[Start]
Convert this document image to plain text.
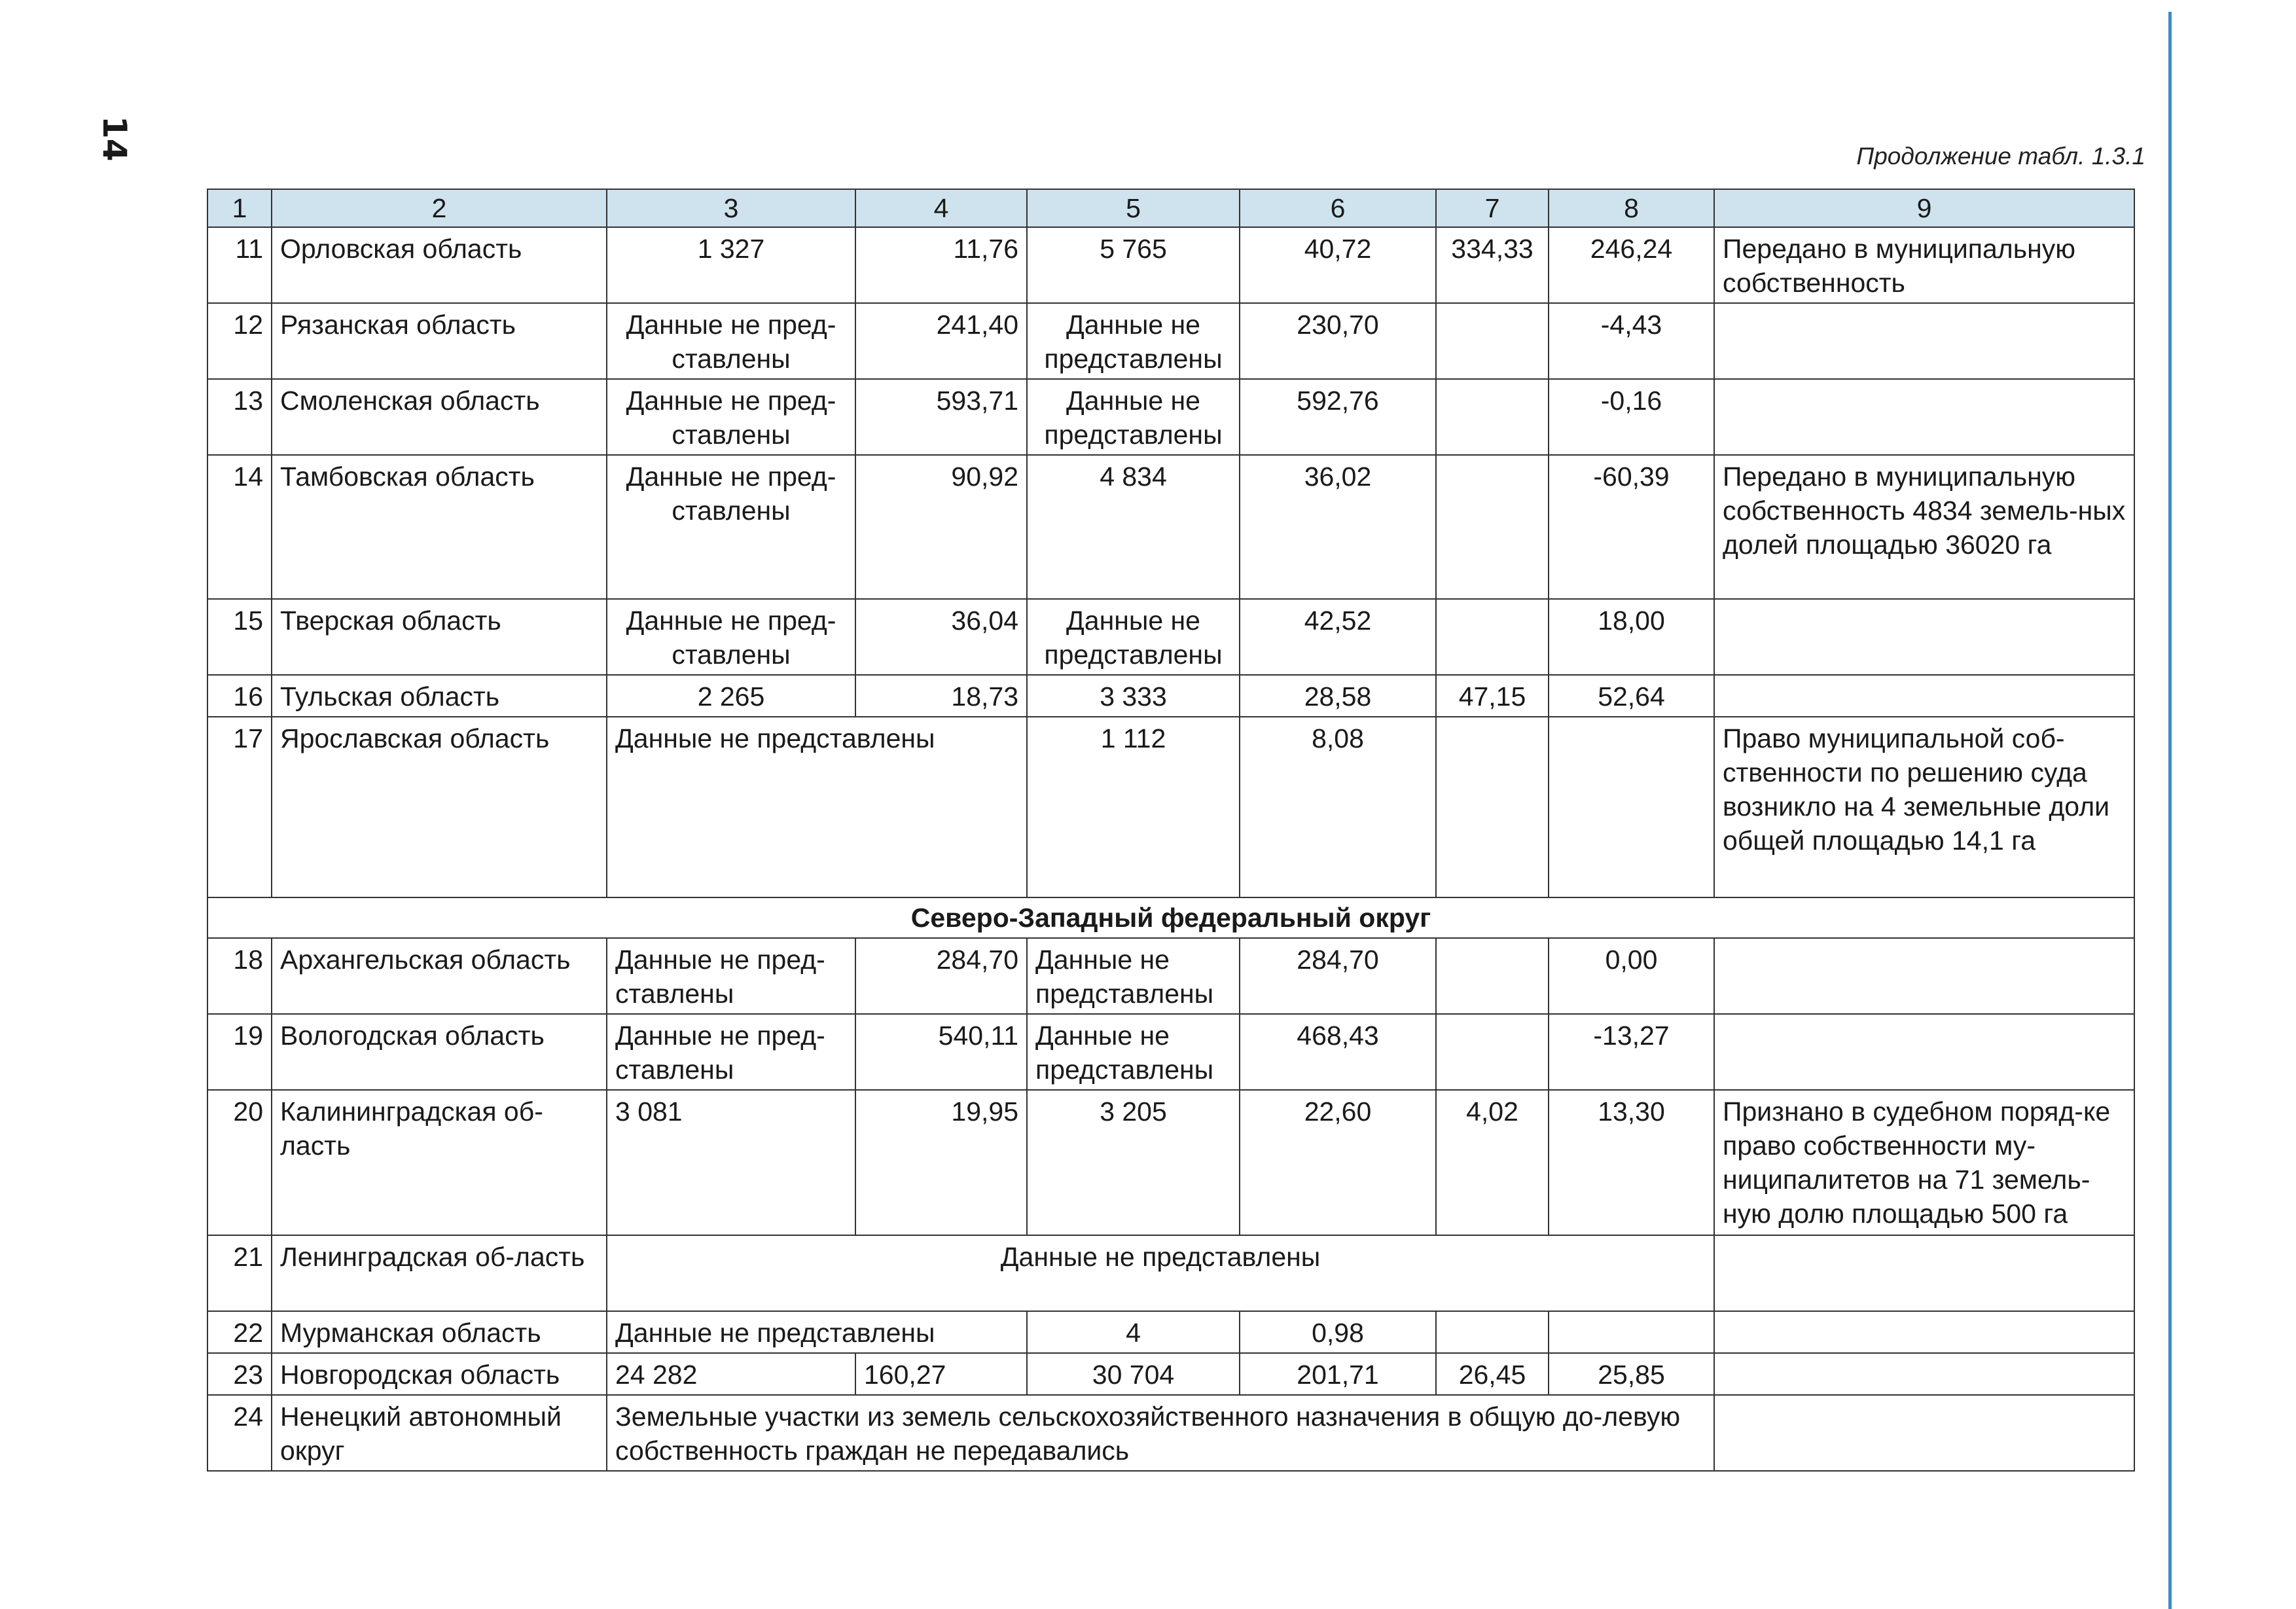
14	Продолжение табл. 1.3.1
1	2	3	4	5	6	7	8	9
11	Орловская область	1 327	11,76	5 765	40,72	334,33	246,24	Передано в муниципальную собственность
12	Рязанская область	Данные не пред-ставлены	241,40	Данные не представлены	230,70		-4,43	
13	Смоленская область	Данные не пред-ставлены	593,71	Данные не представлены	592,76		-0,16	
14	Тамбовская область	Данные не пред-ставлены	90,92	4 834	36,02		-60,39	Передано в муниципальную собственность 4834 земель-ных долей площадью 36020 га
15	Тверская область	Данные не пред-ставлены	36,04	Данные не представлены	42,52		18,00	
16	Тульская область	2 265	18,73	3 333	28,58	47,15	52,64	
17	Ярославская область	Данные не представлены		1 112	8,08			Право муниципальной соб-ственности по решению суда возникло на 4 земельные доли общей площадью 14,1 га
Северо-Западный федеральный округ								
18	Архангельская область	Данные не пред-ставлены	284,70	Данные не представлены	284,70		0,00	
19	Вологодская область	Данные не пред-ставлены	540,11	Данные не представлены	468,43		-13,27	
20	Калининградская об-ласть	3 081	19,95	3 205	22,60	4,02	13,30	Признано в судебном поряд-ке право собственности му-ниципалитетов на 71 земель-ную долю площадью 500 га
21	Ленинградская об-ласть	Данные не представлены						
22	Мурманская область	Данные не представлены		4	0,98			
23	Новгородская область	24 282	160,27	30 704	201,71	26,45	25,85	
24	Ненецкий автономный округ	Земельные участки из земель сельскохозяйственного назначения в общую до-левую собственность граждан не передавались						
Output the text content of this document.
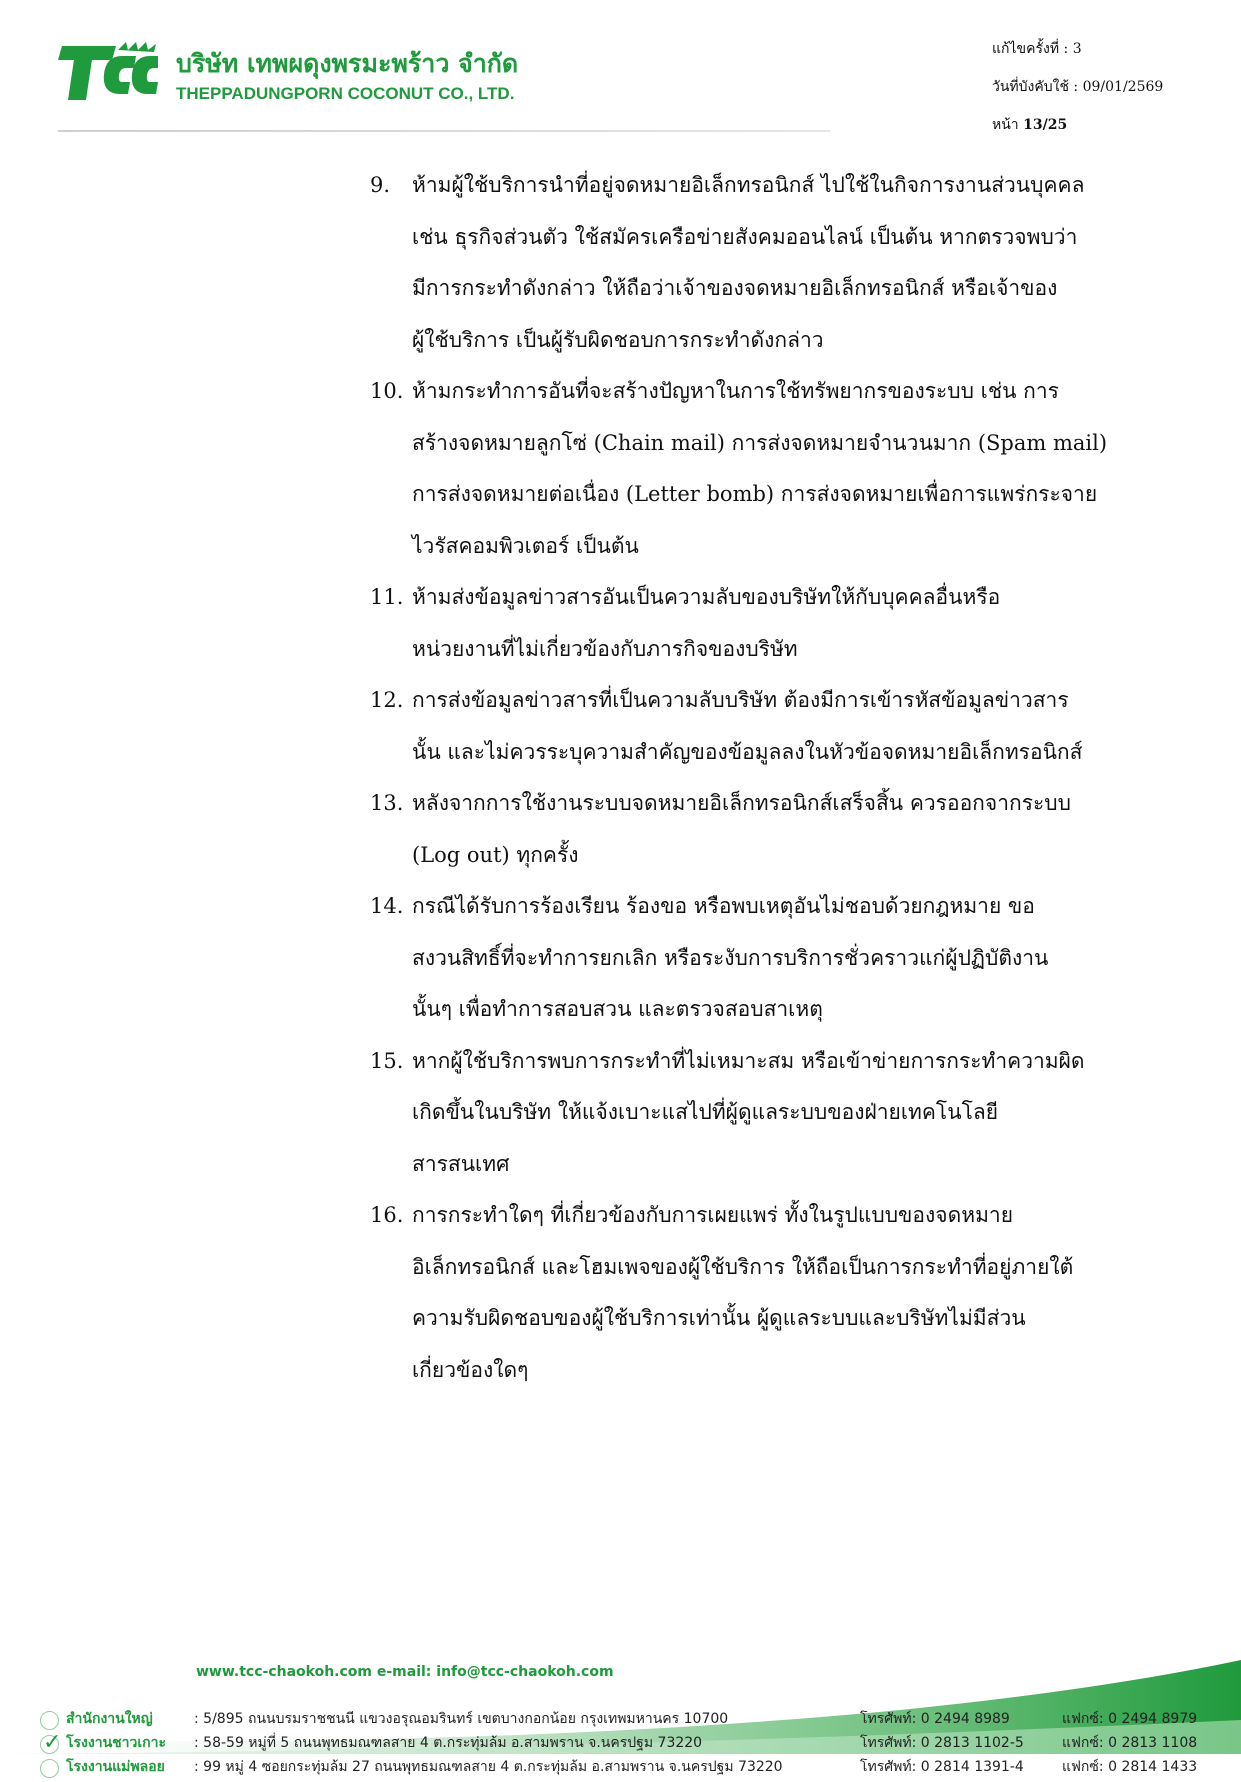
TCC
บริษัท เทพผดุงพรมะพร้าว จำกัด
THEPPADUNGPORN COCONUT CO., LTD.
แก้ไขครั้งที่ : 3
วันที่บังคับใช้ : 09/01/2569
หน้า 13/25
9. ห้ามผู้ใช้บริการนำที่อยู่จดหมายอิเล็กทรอนิกส์ ไปใช้ในกิจการงานส่วนบุคคล
เช่น ธุรกิจส่วนตัว ใช้สมัครเครือข่ายสังคมออนไลน์ เป็นต้น หากตรวจพบว่า
มีการกระทำดังกล่าว ให้ถือว่าเจ้าของจดหมายอิเล็กทรอนิกส์ หรือเจ้าของ
ผู้ใช้บริการ เป็นผู้รับผิดชอบการกระทำดังกล่าว
10. ห้ามกระทำการอันที่จะสร้างปัญหาในการใช้ทรัพยากรของระบบ เช่น การ
สร้างจดหมายลูกโซ่ (Chain mail) การส่งจดหมายจำนวนมาก (Spam mail)
การส่งจดหมายต่อเนื่อง (Letter bomb) การส่งจดหมายเพื่อการแพร่กระจาย
ไวรัสคอมพิวเตอร์ เป็นต้น
11. ห้ามส่งข้อมูลข่าวสารอันเป็นความลับของบริษัทให้กับบุคคลอื่นหรือ
หน่วยงานที่ไม่เกี่ยวข้องกับภารกิจของบริษัท
12. การส่งข้อมูลข่าวสารที่เป็นความลับบริษัท ต้องมีการเข้ารหัสข้อมูลข่าวสาร
นั้น และไม่ควรระบุความสำคัญของข้อมูลลงในหัวข้อจดหมายอิเล็กทรอนิกส์
13. หลังจากการใช้งานระบบจดหมายอิเล็กทรอนิกส์เสร็จสิ้น ควรออกจากระบบ
(Log out) ทุกครั้ง
14. กรณีได้รับการร้องเรียน ร้องขอ หรือพบเหตุอันไม่ชอบด้วยกฎหมาย ขอ
สงวนสิทธิ์ที่จะทำการยกเลิก หรือระงับการบริการชั่วคราวแก่ผู้ปฏิบัติงาน
นั้นๆ เพื่อทำการสอบสวน และตรวจสอบสาเหตุ
15. หากผู้ใช้บริการพบการกระทำที่ไม่เหมาะสม หรือเข้าข่ายการกระทำความผิด
เกิดขึ้นในบริษัท ให้แจ้งเบาะแสไปที่ผู้ดูแลระบบของฝ่ายเทคโนโลยี
สารสนเทศ
16. การกระทำใดๆ ที่เกี่ยวข้องกับการเผยแพร่ ทั้งในรูปแบบของจดหมาย
อิเล็กทรอนิกส์ และโฮมเพจของผู้ใช้บริการ ให้ถือเป็นการกระทำที่อยู่ภายใต้
ความรับผิดชอบของผู้ใช้บริการเท่านั้น ผู้ดูแลระบบและบริษัทไม่มีส่วน
เกี่ยวข้องใดๆ
สำนักงานใหญ่	: 5/895 ถนนบรมราชชนนี แขวงอรุณอมรินทร์ เขตบางกอกน้อย กรุงเทพมหานคร 10700	โทรศัพท์: 0 2494 8989	แฟกซ์: 0 2494 8979
✓ โรงงานชาวเกาะ : 58-59 หมู่ที่ 5 ถนนพุทธมณฑลสาย 4 ต.กระทุ่มล้ม อ.สามพราน จ.นครปฐม 73220	โทรศัพท์: 0 2813 1102-5	แฟกซ์: 0 2813 1108
โรงงานแม่พลอย : 99 หมู่ 4 ซอยกระทุ่มล้ม 27 ถนนพุทธมณฑลสาย 4 ต.กระทุ่มล้ม อ.สามพราน จ.นครปฐม 73220	โทรศัพท์: 0 2814 1391-4	แฟกซ์: 0 2814 1433
www.tcc-chaokoh.com e-mail: info@tcc-chaokoh.com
[End]
• Problem requirements: Copy each line of the data that contains the word "область".

• Exercise solution:
11	Орловская область	1 327	11,76	5 765	40,72	334,33	246,24	Передано в муниципальную собственность
12	Рязанская область	Данные не пред-ставлены	241,40	Данные не представлены	230,70		-4,43	
13	Смоленская область	Данные не пред-ставлены	593,71	Данные не представлены	592,76		-0,16	
14	Тамбовская область	Данные не пред-ставлены	90,92	4 834	36,02		-60,39	Передано в муниципальную собственность 4834 земель-ных долей площадью 36020 га
15	Тверская область	Данные не пред-ставлены	36,04	Данные не представлены	42,52		18,00	
16	Тульская область	2 265	18,73	3 333	28,58	47,15	52,64	
17	Ярославская область	Данные не представлены		1 112	8,08			Право муниципальной соб-ственности по решению суда возникло на 4 земельные доли общей площадью 14,1 га
18	Архангельская область	Данные не пред-ставлены	284,70	Данные не представлены	284,70		0,00	
19	Вологодская область	Данные не пред-ставлены	540,11	Данные не представлены	468,43		-13,27	
22	Мурманская область	Данные не представлены		4	0,98			
23	Новгородская область	24 282	160,27	30 704	201,71	26,45	25,85	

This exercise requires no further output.